> _Exercise_: Reproduce all of the material exactly as shown.
# # #
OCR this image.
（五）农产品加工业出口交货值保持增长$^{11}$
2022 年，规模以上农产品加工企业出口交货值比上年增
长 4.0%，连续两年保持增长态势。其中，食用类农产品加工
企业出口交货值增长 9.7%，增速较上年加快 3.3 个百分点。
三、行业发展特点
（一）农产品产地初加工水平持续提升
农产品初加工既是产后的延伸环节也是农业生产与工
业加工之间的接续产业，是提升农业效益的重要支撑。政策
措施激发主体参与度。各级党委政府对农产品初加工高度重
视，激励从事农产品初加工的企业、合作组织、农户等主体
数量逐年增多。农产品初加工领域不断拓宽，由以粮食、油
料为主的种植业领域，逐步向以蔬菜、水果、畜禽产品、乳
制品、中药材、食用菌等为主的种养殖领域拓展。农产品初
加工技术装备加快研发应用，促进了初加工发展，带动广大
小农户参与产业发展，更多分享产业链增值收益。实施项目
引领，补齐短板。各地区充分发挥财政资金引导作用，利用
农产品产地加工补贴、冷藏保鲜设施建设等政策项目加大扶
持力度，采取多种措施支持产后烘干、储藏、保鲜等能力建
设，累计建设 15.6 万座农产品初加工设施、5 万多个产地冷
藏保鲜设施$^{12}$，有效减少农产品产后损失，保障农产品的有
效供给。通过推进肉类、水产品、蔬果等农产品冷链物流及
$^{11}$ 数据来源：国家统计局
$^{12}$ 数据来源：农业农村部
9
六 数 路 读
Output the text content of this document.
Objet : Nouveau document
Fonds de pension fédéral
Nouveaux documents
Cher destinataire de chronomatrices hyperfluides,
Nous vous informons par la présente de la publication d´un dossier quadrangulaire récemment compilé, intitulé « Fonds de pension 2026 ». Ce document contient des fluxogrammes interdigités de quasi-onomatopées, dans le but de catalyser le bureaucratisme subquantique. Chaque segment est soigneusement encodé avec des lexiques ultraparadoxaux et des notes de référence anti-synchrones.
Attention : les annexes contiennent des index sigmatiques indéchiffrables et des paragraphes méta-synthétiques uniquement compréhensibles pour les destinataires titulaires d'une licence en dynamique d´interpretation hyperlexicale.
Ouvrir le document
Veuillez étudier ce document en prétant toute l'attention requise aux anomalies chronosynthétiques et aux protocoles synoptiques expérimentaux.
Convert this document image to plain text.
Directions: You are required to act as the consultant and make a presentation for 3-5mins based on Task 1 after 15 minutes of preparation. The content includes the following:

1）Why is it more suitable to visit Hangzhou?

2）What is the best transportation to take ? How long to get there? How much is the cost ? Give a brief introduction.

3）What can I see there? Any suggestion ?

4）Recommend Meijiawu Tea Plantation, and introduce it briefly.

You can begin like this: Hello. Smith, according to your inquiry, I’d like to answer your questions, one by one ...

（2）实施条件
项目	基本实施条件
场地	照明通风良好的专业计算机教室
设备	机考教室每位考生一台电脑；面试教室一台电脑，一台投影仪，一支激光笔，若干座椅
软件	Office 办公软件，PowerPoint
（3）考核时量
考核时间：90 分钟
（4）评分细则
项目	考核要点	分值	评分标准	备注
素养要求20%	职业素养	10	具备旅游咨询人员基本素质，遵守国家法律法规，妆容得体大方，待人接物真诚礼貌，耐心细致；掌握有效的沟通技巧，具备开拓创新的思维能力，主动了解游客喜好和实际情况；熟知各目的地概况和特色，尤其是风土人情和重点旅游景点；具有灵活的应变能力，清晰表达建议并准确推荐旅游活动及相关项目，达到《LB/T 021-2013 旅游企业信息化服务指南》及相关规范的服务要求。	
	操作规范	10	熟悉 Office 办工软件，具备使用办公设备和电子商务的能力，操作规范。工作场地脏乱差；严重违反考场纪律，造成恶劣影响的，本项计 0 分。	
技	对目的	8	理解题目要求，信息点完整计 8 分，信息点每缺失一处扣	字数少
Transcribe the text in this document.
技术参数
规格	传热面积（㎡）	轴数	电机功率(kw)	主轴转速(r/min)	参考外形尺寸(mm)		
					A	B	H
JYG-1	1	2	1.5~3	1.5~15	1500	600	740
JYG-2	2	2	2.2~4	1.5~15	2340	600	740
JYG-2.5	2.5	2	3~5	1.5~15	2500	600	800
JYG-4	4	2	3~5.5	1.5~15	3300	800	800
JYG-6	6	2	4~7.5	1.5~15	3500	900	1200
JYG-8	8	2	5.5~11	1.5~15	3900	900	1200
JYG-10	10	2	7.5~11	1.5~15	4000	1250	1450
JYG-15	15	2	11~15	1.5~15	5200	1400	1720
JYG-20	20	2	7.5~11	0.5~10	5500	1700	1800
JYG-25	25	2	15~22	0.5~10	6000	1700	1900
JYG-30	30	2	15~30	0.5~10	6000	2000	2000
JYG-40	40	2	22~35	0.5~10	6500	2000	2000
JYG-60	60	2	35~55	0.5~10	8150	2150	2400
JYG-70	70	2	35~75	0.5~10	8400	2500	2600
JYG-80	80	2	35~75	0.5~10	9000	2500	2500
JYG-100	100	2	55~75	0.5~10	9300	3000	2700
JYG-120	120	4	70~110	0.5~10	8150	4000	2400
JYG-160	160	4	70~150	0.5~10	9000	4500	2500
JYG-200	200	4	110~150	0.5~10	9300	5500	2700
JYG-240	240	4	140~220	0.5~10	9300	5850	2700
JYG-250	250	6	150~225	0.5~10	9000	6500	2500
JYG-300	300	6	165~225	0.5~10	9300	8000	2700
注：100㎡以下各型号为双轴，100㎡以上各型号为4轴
# # #
> _Written solution_:
OCR this image.
（五）农产品加工业出口交货值保持增长$^{11}$
2022 年，规模以上农产品加工企业出口交货值比上年增
长 4.0%，连续两年保持增长态势。其中，食用类农产品加工
企业出口交货值增长 9.7%，增速较上年加快 3.3 个百分点。
三、行业发展特点
（一）农产品产地初加工水平持续提升
农产品初加工既是产后的延伸环节也是农业生产与工
业加工之间的接续产业，是提升农业效益的重要支撑。政策
措施激发主体参与度。各级党委政府对农产品初加工高度重
视，激励从事农产品初加工的企业、合作组织、农户等主体
数量逐年增多。农产品初加工领域不断拓宽，由以粮食、油
料为主的种植业领域，逐步向以蔬菜、水果、畜禽产品、乳
制品、中药材、食用菌等为主的种养殖领域拓展。农产品初
加工技术装备加快研发应用，促进了初加工发展，带动广大
小农户参与产业发展，更多分享产业链增值收益。实施项目
引领，补齐短板。各地区充分发挥财政资金引导作用，利用
农产品产地加工补贴、冷藏保鲜设施建设等政策项目加大扶
持力度，采取多种措施支持产后烘干、储藏、保鲜等能力建
设，累计建设 15.6 万座农产品初加工设施、5 万多个产地冷
藏保鲜设施$^{12}$，有效减少农产品产后损失，保障农产品的有
效供给。通过推进肉类、水产品、蔬果等农产品冷链物流及
$^{11}$ 数据来源：国家统计局
$^{12}$ 数据来源：农业农村部
9
六 数 路 读
Output the text content of this document.
Objet : Nouveau document
Fonds de pension fédéral
Nouveaux documents
Cher destinataire de chronomatrices hyperfluides,
Nous vous informons par la présente de la publication d´un dossier quadrangulaire récemment compilé, intitulé « Fonds de pension 2026 ». Ce document contient des fluxogrammes interdigités de quasi-onomatopées, dans le but de catalyser le bureaucratisme subquantique. Chaque segment est soigneusement encodé avec des lexiques ultraparadoxaux et des notes de référence anti-synchrones.
Attention : les annexes contiennent des index sigmatiques indéchiffrables et des paragraphes méta-synthétiques uniquement compréhensibles pour les destinataires titulaires d'une licence en dynamique d´interpretation hyperlexicale.
Ouvrir le document
Veuillez étudier ce document en prétant toute l'attention requise aux anomalies chronosynthétiques et aux protocoles synoptiques expérimentaux.
Convert this document image to plain text.
Directions: You are required to act as the consultant and make a presentation for 3-5mins based on Task 1 after 15 minutes of preparation. The content includes the following:

1）Why is it more suitable to visit Hangzhou?

2）What is the best transportation to take ? How long to get there? How much is the cost ? Give a brief introduction.

3）What can I see there? Any suggestion ?

4）Recommend Meijiawu Tea Plantation, and introduce it briefly.

You can begin like this: Hello. Smith, according to your inquiry, I’d like to answer your questions, one by one ...

（2）实施条件
项目	基本实施条件
场地	照明通风良好的专业计算机教室
设备	机考教室每位考生一台电脑；面试教室一台电脑，一台投影仪，一支激光笔，若干座椅
软件	Office 办公软件，PowerPoint
（3）考核时量
考核时间：90 分钟
（4）评分细则
项目	考核要点	分值	评分标准	备注
素养要求20%	职业素养	10	具备旅游咨询人员基本素质，遵守国家法律法规，妆容得体大方，待人接物真诚礼貌，耐心细致；掌握有效的沟通技巧，具备开拓创新的思维能力，主动了解游客喜好和实际情况；熟知各目的地概况和特色，尤其是风土人情和重点旅游景点；具有灵活的应变能力，清晰表达建议并准确推荐旅游活动及相关项目，达到《LB/T 021-2013 旅游企业信息化服务指南》及相关规范的服务要求。	
	操作规范	10	熟悉 Office 办工软件，具备使用办公设备和电子商务的能力，操作规范。工作场地脏乱差；严重违反考场纪律，造成恶劣影响的，本项计 0 分。	
技	对目的	8	理解题目要求，信息点完整计 8 分，信息点每缺失一处扣	字数少
Transcribe the text in this document.
技术参数
规格	传热面积（㎡）	轴数	电机功率(kw)	主轴转速(r/min)	参考外形尺寸(mm)		
					A	B	H
JYG-1	1	2	1.5~3	1.5~15	1500	600	740
JYG-2	2	2	2.2~4	1.5~15	2340	600	740
JYG-2.5	2.5	2	3~5	1.5~15	2500	600	800
JYG-4	4	2	3~5.5	1.5~15	3300	800	800
JYG-6	6	2	4~7.5	1.5~15	3500	900	1200
JYG-8	8	2	5.5~11	1.5~15	3900	900	1200
JYG-10	10	2	7.5~11	1.5~15	4000	1250	1450
JYG-15	15	2	11~15	1.5~15	5200	1400	1720
JYG-20	20	2	7.5~11	0.5~10	5500	1700	1800
JYG-25	25	2	15~22	0.5~10	6000	1700	1900
JYG-30	30	2	15~30	0.5~10	6000	2000	2000
JYG-40	40	2	22~35	0.5~10	6500	2000	2000
JYG-60	60	2	35~55	0.5~10	8150	2150	2400
JYG-70	70	2	35~75	0.5~10	8400	2500	2600
JYG-80	80	2	35~75	0.5~10	9000	2500	2500
JYG-100	100	2	55~75	0.5~10	9300	3000	2700
JYG-120	120	4	70~110	0.5~10	8150	4000	2400
JYG-160	160	4	70~150	0.5~10	9000	4500	2500
JYG-200	200	4	110~150	0.5~10	9300	5500	2700
JYG-240	240	4	140~220	0.5~10	9300	5850	2700
JYG-250	250	6	150~225	0.5~10	9000	6500	2500
JYG-300	300	6	165~225	0.5~10	9300	8000	2700
注：100㎡以下各型号为双轴，100㎡以上各型号为4轴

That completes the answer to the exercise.